PROBLEM TO SOLVE: Copy the data precisely, keeping every character.

DATASET:
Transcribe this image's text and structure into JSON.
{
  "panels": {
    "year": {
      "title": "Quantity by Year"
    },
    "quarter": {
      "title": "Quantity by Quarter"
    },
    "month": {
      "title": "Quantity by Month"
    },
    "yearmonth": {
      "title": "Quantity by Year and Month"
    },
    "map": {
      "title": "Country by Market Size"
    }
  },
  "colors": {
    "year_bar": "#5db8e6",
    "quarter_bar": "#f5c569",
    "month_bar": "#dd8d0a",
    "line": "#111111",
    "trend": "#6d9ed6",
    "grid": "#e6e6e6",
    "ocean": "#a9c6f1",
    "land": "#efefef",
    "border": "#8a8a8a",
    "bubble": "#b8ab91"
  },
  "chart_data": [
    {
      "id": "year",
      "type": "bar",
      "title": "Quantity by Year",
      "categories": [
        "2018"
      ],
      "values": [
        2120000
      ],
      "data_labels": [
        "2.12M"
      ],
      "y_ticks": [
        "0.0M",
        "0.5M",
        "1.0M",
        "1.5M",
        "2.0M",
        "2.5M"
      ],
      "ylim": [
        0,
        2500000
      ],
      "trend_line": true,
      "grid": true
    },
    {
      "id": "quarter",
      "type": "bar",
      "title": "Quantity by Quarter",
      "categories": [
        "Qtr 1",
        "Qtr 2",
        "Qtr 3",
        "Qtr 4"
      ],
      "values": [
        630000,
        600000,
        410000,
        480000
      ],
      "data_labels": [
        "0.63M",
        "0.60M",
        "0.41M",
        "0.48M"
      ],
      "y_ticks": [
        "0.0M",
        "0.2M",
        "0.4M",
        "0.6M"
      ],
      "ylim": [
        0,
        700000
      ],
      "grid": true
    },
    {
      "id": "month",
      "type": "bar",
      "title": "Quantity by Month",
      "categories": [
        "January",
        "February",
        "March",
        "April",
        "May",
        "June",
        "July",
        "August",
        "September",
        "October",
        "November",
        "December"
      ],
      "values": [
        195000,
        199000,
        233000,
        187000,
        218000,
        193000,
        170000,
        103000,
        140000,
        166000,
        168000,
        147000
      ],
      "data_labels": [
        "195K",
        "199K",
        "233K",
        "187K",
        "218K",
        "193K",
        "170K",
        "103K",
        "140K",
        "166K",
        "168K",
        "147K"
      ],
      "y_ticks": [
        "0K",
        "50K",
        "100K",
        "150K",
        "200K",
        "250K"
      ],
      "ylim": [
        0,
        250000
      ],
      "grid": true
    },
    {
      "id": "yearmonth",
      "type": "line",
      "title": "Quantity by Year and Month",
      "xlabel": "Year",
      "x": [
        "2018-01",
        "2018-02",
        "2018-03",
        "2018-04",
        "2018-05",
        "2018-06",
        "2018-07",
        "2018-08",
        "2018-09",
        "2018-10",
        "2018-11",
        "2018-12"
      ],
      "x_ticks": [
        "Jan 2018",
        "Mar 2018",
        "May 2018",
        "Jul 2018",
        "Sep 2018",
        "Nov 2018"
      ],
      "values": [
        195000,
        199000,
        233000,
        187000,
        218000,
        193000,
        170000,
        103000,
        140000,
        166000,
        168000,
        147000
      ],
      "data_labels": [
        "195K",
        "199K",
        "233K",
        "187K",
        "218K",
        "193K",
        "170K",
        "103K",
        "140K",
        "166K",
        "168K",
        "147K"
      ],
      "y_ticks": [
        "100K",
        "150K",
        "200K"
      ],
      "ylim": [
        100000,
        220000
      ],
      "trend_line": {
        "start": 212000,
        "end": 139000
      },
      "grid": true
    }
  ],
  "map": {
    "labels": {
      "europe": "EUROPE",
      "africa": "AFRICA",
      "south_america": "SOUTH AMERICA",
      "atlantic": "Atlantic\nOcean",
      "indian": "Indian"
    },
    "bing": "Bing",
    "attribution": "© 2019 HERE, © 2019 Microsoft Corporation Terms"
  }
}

ANSWER TO THE PROBLEM:
Transcribe this image's text and structure into JSON.
{
  "panels": {
    "year": {
      "title": "Quantity by Year"
    },
    "quarter": {
      "title": "Quantity by Quarter"
    },
    "month": {
      "title": "Quantity by Month"
    },
    "yearmonth": {
      "title": "Quantity by Year and Month"
    },
    "map": {
      "title": "Country by Market Size"
    }
  },
  "colors": {
    "year_bar": "#5db8e6",
    "quarter_bar": "#f5c569",
    "month_bar": "#dd8d0a",
    "line": "#111111",
    "trend": "#6d9ed6",
    "grid": "#e6e6e6",
    "ocean": "#a9c6f1",
    "land": "#efefef",
    "border": "#8a8a8a",
    "bubble": "#b8ab91"
  },
  "chart_data": [
    {
      "id": "year",
      "type": "bar",
      "title": "Quantity by Year",
      "categories": [
        "2018"
      ],
      "values": [
        2120000
      ],
      "data_labels": [
        "2.12M"
      ],
      "y_ticks": [
        "0.0M",
        "0.5M",
        "1.0M",
        "1.5M",
        "2.0M",
        "2.5M"
      ],
      "ylim": [
        0,
        2500000
      ],
      "trend_line": true,
      "grid": true
    },
    {
      "id": "quarter",
      "type": "bar",
      "title": "Quantity by Quarter",
      "categories": [
        "Qtr 1",
        "Qtr 2",
        "Qtr 3",
        "Qtr 4"
      ],
      "values": [
        630000,
        600000,
        410000,
        480000
      ],
      "data_labels": [
        "0.63M",
        "0.60M",
        "0.41M",
        "0.48M"
      ],
      "y_ticks": [
        "0.0M",
        "0.2M",
        "0.4M",
        "0.6M"
      ],
      "ylim": [
        0,
        700000
      ],
      "grid": true
    },
    {
      "id": "month",
      "type": "bar",
      "title": "Quantity by Month",
      "categories": [
        "January",
        "February",
        "March",
        "April",
        "May",
        "June",
        "July",
        "August",
        "September",
        "October",
        "November",
        "December"
      ],
      "values": [
        195000,
        199000,
        233000,
        187000,
        218000,
        193000,
        170000,
        103000,
        140000,
        166000,
        168000,
        147000
      ],
      "data_labels": [
        "195K",
        "199K",
        "233K",
        "187K",
        "218K",
        "193K",
        "170K",
        "103K",
        "140K",
        "166K",
        "168K",
        "147K"
      ],
      "y_ticks": [
        "0K",
        "50K",
        "100K",
        "150K",
        "200K",
        "250K"
      ],
      "ylim": [
        0,
        250000
      ],
      "grid": true
    },
    {
      "id": "yearmonth",
      "type": "line",
      "title": "Quantity by Year and Month",
      "xlabel": "Year",
      "x": [
        "2018-01",
        "2018-02",
        "2018-03",
        "2018-04",
        "2018-05",
        "2018-06",
        "2018-07",
        "2018-08",
        "2018-09",
        "2018-10",
        "2018-11",
        "2018-12"
      ],
      "x_ticks": [
        "Jan 2018",
        "Mar 2018",
        "May 2018",
        "Jul 2018",
        "Sep 2018",
        "Nov 2018"
      ],
      "values": [
        195000,
        199000,
        233000,
        187000,
        218000,
        193000,
        170000,
        103000,
        140000,
        166000,
        168000,
        147000
      ],
      "data_labels": [
        "195K",
        "199K",
        "233K",
        "187K",
        "218K",
        "193K",
        "170K",
        "103K",
        "140K",
        "166K",
        "168K",
        "147K"
      ],
      "y_ticks": [
        "100K",
        "150K",
        "200K"
      ],
      "ylim": [
        100000,
        220000
      ],
      "trend_line": {
        "start": 212000,
        "end": 139000
      },
      "grid": true
    }
  ],
  "map": {
    "labels": {
      "europe": "EUROPE",
      "africa": "AFRICA",
      "south_america": "SOUTH AMERICA",
      "atlantic": "Atlantic\nOcean",
      "indian": "Indian"
    },
    "bing": "Bing",
    "attribution": "© 2019 HERE, © 2019 Microsoft Corporation Terms"
  }
}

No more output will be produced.